--- PROBLEM TO SOLVE ---
Reproduce every line of the items that follow, replacing each occurrence of "chevron-down-icon" with "dropdown-caret-icon" and keeping everything else unchanged. Leave out the pictures.

Element boundary records:
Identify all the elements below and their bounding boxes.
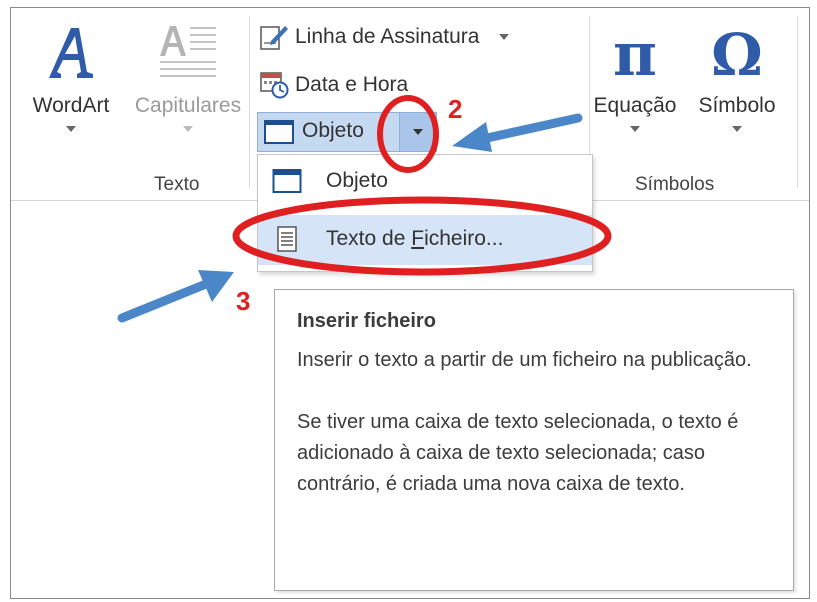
data-hora-label: Data e Hora — [295, 73, 409, 96]
chevron-down-icon[interactable] — [732, 126, 742, 132]
step-number-2: 2 — [448, 94, 463, 124]
simbolo-label: Símbolo — [698, 94, 776, 117]
group-divider — [249, 16, 250, 188]
menu-item-label: Objeto — [326, 169, 388, 192]
objeto-split-button[interactable]: Objeto — [257, 112, 437, 152]
linha-assinatura-label: Linha de Assinatura — [295, 25, 480, 48]
chevron-down-icon — [183, 126, 193, 132]
tooltip-description: Inserir o texto a partir de um ficheiro … — [297, 349, 752, 371]
capitulares-button[interactable]: Capitulares — [123, 22, 253, 132]
chevron-down-icon[interactable] — [499, 34, 510, 40]
tooltip-title: Inserir ficheiro — [297, 310, 436, 332]
menu-item-objeto[interactable]: Objeto — [258, 157, 592, 207]
chevron-down-icon — [413, 129, 423, 135]
menu-item-texto-de-ficheiro[interactable]: Texto de Ficheiro... — [258, 215, 592, 265]
chevron-down-icon[interactable] — [630, 126, 640, 132]
chevron-down-icon[interactable] — [66, 126, 76, 132]
text-file-icon — [277, 226, 297, 252]
wordart-button[interactable]: WordArt — [21, 22, 121, 132]
menu-item-label: Texto de Ficheiro... — [326, 227, 503, 251]
texto-group-label: Texto — [154, 174, 200, 195]
simbolo-button[interactable]: Ω Símbolo — [687, 22, 787, 132]
object-icon — [272, 169, 302, 193]
application-window: WordArt Capitulares Texto Linha de Assin… — [10, 7, 810, 599]
label-prefix: Texto de — [326, 227, 412, 250]
capitulares-label: Capitulares — [134, 94, 242, 117]
wordart-icon — [49, 28, 93, 78]
group-divider — [797, 16, 798, 188]
data-hora-button[interactable]: Data e Hora — [259, 68, 408, 102]
signature-line-icon — [260, 26, 288, 50]
tooltip: Inserir ficheiro Inserir o texto a parti… — [274, 289, 794, 591]
omega-icon: Ω — [711, 21, 763, 89]
object-icon — [264, 120, 294, 144]
accelerator-key: F — [411, 227, 425, 250]
equacao-button[interactable]: π Equação — [587, 22, 683, 132]
step-number-3: 3 — [236, 286, 251, 316]
wordart-label: WordArt — [32, 94, 110, 117]
equacao-label: Equação — [593, 94, 677, 117]
simbolos-group-label: Símbolos — [635, 174, 715, 195]
date-time-icon — [260, 72, 289, 99]
pi-icon: π — [613, 20, 657, 90]
objeto-dropdown-menu: Objeto Texto de Ficheiro... — [257, 154, 593, 272]
objeto-label: Objeto — [302, 119, 364, 142]
drop-cap-icon — [160, 26, 216, 77]
tooltip-detail: Se tiver uma caixa de texto selecionada,… — [297, 411, 739, 495]
linha-assinatura-button[interactable]: Linha de Assinatura — [259, 20, 510, 54]
objeto-dropdown-arrow[interactable] — [399, 113, 436, 151]
label-suffix: icheiro... — [424, 227, 504, 250]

--- SOLUTION TO THIS TASK ---
Identify all the elements below and their bounding boxes.
data-hora-label: Data e Hora — [295, 73, 409, 96]
dropdown-caret-icon[interactable] — [732, 126, 742, 132]
step-number-2: 2 — [448, 94, 463, 124]
simbolo-label: Símbolo — [698, 94, 776, 117]
group-divider — [249, 16, 250, 188]
menu-item-label: Objeto — [326, 169, 388, 192]
objeto-split-button[interactable]: Objeto — [257, 112, 437, 152]
linha-assinatura-label: Linha de Assinatura — [295, 25, 480, 48]
dropdown-caret-icon — [183, 126, 193, 132]
tooltip-description: Inserir o texto a partir de um ficheiro … — [297, 349, 752, 371]
capitulares-button[interactable]: Capitulares — [123, 22, 253, 132]
dropdown-caret-icon[interactable] — [499, 34, 510, 40]
tooltip-title: Inserir ficheiro — [297, 310, 436, 332]
menu-item-objeto[interactable]: Objeto — [258, 157, 592, 207]
dropdown-caret-icon — [413, 129, 423, 135]
menu-item-texto-de-ficheiro[interactable]: Texto de Ficheiro... — [258, 215, 592, 265]
dropdown-caret-icon[interactable] — [630, 126, 640, 132]
dropdown-caret-icon[interactable] — [66, 126, 76, 132]
text-file-icon — [277, 226, 297, 252]
wordart-button[interactable]: WordArt — [21, 22, 121, 132]
menu-item-label: Texto de Ficheiro... — [326, 227, 503, 251]
texto-group-label: Texto — [154, 174, 200, 195]
simbolo-button[interactable]: Ω Símbolo — [687, 22, 787, 132]
object-icon — [272, 169, 302, 193]
application-window: WordArt Capitulares Texto Linha de Assin… — [10, 7, 810, 599]
label-prefix: Texto de — [326, 227, 412, 250]
capitulares-label: Capitulares — [134, 94, 242, 117]
wordart-icon — [49, 28, 93, 78]
group-divider — [797, 16, 798, 188]
data-hora-button[interactable]: Data e Hora — [259, 68, 408, 102]
signature-line-icon — [260, 26, 288, 50]
tooltip: Inserir ficheiro Inserir o texto a parti… — [274, 289, 794, 591]
omega-icon: Ω — [711, 21, 763, 89]
object-icon — [264, 120, 294, 144]
accelerator-key: F — [411, 227, 425, 250]
equacao-button[interactable]: π Equação — [587, 22, 683, 132]
step-number-3: 3 — [236, 286, 251, 316]
wordart-label: WordArt — [32, 94, 110, 117]
equacao-label: Equação — [593, 94, 677, 117]
simbolos-group-label: Símbolos — [635, 174, 715, 195]
date-time-icon — [260, 72, 289, 99]
pi-icon: π — [613, 20, 657, 90]
objeto-dropdown-menu: Objeto Texto de Ficheiro... — [257, 154, 593, 272]
objeto-label: Objeto — [302, 119, 364, 142]
drop-cap-icon — [160, 26, 216, 77]
tooltip-detail: Se tiver uma caixa de texto selecionada,… — [297, 411, 739, 495]
linha-assinatura-button[interactable]: Linha de Assinatura — [259, 20, 510, 54]
objeto-dropdown-arrow[interactable] — [399, 113, 436, 151]
label-suffix: icheiro... — [424, 227, 504, 250]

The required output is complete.